- _THE PROBLEM_: Note how many lines hold the string "Октябрь" and give that number without any other words.
"""
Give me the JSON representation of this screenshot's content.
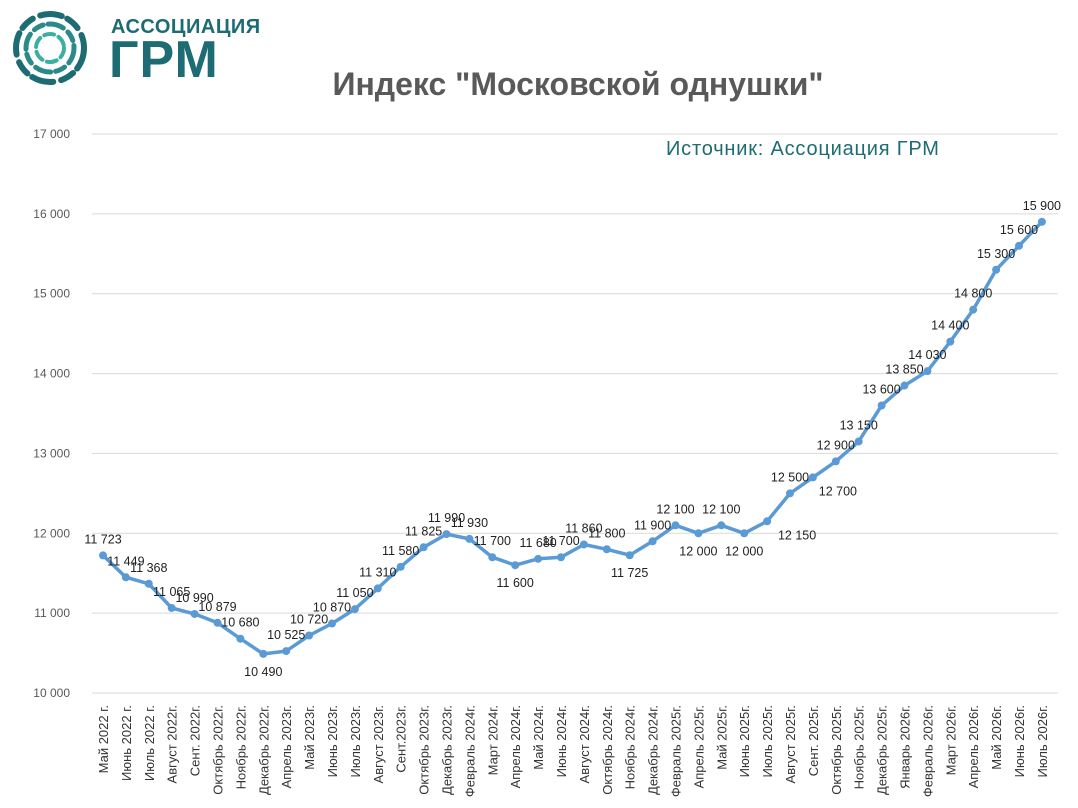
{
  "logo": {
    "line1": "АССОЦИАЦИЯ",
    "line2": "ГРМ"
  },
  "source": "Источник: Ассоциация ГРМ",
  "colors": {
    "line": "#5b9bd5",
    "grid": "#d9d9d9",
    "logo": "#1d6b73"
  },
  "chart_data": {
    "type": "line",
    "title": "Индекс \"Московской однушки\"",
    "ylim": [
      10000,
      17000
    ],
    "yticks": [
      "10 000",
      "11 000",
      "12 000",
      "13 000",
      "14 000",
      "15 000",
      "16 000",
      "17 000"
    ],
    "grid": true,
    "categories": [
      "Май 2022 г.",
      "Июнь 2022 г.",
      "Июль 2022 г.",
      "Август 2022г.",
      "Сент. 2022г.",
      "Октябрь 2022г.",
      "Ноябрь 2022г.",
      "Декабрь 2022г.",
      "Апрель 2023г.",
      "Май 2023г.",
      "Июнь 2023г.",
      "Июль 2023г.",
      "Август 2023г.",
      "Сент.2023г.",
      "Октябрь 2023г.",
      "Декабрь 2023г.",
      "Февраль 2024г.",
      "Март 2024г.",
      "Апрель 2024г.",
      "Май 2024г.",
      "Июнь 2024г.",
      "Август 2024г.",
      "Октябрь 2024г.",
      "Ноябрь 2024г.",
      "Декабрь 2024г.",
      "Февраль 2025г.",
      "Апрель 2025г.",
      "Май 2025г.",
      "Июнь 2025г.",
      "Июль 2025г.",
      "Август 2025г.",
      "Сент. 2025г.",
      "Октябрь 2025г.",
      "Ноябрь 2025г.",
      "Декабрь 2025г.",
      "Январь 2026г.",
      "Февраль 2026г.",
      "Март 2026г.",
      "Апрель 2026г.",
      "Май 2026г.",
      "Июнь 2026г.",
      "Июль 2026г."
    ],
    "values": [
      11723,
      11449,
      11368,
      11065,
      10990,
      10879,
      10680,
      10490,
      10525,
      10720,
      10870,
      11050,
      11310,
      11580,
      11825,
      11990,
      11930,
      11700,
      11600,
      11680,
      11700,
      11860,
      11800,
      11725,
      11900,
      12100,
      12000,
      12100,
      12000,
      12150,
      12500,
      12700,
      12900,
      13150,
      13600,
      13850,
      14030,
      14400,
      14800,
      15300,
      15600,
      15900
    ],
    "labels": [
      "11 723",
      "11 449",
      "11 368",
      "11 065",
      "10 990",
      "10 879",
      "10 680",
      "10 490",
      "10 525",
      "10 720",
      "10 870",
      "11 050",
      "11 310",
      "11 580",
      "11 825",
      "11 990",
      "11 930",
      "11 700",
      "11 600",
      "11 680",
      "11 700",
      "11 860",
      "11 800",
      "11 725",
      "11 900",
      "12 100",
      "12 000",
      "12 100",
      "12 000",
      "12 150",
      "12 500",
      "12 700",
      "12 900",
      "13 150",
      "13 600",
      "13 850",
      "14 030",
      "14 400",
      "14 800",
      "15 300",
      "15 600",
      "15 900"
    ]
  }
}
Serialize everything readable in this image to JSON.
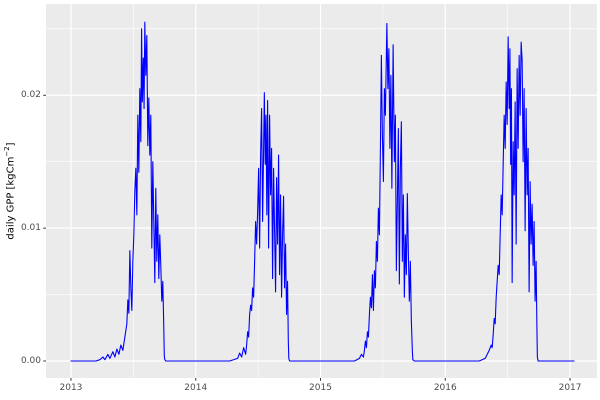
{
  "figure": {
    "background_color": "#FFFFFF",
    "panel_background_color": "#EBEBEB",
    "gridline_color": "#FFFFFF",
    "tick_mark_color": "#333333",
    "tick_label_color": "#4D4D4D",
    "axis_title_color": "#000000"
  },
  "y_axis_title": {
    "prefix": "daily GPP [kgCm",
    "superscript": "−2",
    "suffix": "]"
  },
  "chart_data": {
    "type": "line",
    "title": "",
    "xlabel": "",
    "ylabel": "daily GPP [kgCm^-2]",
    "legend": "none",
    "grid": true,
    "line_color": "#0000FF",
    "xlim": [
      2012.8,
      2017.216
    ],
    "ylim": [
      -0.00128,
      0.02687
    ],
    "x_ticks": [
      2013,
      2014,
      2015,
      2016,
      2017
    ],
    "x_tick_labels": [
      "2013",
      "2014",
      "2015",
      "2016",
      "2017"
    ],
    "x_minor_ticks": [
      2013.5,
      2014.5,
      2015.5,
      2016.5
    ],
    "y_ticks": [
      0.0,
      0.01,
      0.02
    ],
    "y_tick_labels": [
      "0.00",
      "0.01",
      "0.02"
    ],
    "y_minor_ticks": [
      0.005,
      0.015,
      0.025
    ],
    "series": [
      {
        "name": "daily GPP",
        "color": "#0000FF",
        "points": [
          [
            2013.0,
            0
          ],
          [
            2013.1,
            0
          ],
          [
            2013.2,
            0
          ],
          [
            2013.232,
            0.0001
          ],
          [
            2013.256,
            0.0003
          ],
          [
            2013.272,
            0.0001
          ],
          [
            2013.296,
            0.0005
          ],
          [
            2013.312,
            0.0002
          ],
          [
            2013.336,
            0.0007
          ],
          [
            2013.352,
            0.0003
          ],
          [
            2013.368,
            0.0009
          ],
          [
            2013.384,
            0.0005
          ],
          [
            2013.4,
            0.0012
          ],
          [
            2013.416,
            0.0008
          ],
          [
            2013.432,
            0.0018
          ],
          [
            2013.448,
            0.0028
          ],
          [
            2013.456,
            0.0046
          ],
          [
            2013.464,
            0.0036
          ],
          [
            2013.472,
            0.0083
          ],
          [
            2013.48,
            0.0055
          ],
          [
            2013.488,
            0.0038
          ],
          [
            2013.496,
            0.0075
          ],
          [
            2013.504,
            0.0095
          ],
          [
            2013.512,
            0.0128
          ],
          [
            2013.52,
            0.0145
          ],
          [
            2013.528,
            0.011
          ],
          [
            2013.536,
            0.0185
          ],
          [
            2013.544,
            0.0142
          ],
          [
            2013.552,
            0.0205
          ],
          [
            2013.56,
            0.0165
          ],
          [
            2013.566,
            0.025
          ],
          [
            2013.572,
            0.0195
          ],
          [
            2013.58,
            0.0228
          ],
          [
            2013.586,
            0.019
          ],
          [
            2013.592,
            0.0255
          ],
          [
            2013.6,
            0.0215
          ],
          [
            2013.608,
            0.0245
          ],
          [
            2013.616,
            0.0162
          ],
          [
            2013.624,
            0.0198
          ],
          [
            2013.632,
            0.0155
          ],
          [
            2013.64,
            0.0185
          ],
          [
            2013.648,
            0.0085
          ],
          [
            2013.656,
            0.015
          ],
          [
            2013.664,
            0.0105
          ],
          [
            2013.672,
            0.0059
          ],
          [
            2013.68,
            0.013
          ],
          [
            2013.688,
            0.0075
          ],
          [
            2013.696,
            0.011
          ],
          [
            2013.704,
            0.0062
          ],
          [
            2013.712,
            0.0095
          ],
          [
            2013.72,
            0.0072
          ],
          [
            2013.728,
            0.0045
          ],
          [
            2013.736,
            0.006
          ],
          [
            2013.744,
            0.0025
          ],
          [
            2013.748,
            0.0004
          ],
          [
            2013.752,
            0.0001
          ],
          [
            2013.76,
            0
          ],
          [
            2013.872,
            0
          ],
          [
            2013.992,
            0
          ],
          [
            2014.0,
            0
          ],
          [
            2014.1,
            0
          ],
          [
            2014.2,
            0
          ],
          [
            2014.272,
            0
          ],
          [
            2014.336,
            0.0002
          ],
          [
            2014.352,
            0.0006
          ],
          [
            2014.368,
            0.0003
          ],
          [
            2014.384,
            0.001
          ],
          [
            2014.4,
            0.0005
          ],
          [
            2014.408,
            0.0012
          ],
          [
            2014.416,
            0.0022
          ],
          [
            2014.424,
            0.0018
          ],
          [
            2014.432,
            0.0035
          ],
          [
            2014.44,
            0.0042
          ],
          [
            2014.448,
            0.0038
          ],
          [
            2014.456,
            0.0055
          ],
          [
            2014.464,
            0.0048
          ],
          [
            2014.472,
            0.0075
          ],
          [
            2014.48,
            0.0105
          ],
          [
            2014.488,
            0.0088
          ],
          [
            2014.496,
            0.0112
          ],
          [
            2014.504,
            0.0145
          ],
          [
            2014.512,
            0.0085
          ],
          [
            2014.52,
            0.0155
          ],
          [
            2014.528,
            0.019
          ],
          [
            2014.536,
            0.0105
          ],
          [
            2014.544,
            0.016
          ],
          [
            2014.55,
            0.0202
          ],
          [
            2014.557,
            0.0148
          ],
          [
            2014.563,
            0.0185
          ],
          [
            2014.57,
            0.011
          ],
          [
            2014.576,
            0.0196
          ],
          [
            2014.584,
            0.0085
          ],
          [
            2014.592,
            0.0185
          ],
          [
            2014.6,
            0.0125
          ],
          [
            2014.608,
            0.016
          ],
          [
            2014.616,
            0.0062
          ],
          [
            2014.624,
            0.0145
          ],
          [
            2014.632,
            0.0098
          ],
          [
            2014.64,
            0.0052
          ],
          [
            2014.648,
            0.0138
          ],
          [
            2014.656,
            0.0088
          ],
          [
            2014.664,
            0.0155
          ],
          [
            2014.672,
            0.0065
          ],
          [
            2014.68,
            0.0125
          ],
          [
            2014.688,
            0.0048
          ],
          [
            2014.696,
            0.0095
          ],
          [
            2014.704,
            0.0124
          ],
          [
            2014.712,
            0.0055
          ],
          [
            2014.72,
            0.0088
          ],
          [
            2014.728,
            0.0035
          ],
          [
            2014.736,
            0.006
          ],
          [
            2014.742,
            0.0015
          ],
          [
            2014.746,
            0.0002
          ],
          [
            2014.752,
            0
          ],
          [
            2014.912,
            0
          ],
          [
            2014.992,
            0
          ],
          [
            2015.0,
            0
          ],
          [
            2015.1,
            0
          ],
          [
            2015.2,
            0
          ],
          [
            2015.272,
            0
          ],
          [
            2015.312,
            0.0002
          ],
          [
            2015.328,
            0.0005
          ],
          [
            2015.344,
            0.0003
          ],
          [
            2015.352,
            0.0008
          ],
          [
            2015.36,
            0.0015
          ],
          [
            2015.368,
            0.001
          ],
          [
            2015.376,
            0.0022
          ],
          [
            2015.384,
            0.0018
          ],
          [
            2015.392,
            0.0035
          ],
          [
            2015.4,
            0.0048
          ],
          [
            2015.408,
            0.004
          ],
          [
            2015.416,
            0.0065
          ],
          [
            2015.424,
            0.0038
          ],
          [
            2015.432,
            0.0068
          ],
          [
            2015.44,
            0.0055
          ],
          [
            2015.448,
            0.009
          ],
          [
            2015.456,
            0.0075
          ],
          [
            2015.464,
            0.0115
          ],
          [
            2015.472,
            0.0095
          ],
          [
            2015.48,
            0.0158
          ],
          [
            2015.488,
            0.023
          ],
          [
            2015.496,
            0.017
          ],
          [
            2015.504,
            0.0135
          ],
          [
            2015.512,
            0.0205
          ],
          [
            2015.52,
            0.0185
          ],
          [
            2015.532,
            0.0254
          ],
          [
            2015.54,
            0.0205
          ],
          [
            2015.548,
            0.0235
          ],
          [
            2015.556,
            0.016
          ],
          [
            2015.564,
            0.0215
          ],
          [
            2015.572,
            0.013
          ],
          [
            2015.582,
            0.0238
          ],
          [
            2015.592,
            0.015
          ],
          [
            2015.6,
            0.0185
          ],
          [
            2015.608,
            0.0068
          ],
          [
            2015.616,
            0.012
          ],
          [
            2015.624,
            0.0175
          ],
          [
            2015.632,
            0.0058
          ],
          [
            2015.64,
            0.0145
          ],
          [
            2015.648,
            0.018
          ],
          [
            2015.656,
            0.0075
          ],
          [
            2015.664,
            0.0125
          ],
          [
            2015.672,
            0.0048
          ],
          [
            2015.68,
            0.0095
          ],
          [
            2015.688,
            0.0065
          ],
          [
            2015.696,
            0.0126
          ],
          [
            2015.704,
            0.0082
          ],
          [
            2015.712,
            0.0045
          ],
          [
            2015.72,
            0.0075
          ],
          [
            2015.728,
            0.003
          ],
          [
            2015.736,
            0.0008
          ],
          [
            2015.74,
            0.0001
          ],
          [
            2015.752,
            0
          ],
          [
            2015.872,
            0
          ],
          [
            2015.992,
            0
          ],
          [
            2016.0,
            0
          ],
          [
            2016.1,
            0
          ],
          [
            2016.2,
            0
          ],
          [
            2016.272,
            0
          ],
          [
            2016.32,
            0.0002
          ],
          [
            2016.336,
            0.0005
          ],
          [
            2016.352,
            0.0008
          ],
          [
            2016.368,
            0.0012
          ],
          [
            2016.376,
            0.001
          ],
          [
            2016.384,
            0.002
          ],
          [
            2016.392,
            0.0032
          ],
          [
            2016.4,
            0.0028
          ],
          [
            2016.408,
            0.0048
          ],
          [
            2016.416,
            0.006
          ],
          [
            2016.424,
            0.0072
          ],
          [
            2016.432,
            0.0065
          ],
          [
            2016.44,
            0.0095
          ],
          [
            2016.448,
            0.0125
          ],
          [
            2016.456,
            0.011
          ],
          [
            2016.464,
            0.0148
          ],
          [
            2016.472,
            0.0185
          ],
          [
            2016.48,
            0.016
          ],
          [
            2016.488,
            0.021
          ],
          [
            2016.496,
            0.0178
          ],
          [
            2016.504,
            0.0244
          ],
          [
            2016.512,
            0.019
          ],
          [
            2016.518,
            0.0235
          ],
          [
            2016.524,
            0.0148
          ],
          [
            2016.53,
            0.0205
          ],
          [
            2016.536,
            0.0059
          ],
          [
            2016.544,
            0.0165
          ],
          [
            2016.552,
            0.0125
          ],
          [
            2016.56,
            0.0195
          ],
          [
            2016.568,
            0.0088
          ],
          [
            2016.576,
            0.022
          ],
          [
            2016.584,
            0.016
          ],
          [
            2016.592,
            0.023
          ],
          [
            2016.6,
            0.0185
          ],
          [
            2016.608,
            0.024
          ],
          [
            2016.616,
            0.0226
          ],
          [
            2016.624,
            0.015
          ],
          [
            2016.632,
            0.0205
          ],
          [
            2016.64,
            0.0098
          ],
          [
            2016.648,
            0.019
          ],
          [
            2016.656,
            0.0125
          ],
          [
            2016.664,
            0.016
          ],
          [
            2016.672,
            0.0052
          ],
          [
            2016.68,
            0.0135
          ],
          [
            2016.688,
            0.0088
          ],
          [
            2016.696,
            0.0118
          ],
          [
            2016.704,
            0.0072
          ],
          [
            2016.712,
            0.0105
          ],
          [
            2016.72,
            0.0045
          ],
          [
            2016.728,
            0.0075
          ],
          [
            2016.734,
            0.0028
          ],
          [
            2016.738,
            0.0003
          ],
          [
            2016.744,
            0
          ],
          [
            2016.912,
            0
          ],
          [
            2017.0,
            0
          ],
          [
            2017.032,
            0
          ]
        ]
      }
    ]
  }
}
"""
- _SOLUTION TO THIS EXERCISE_: 4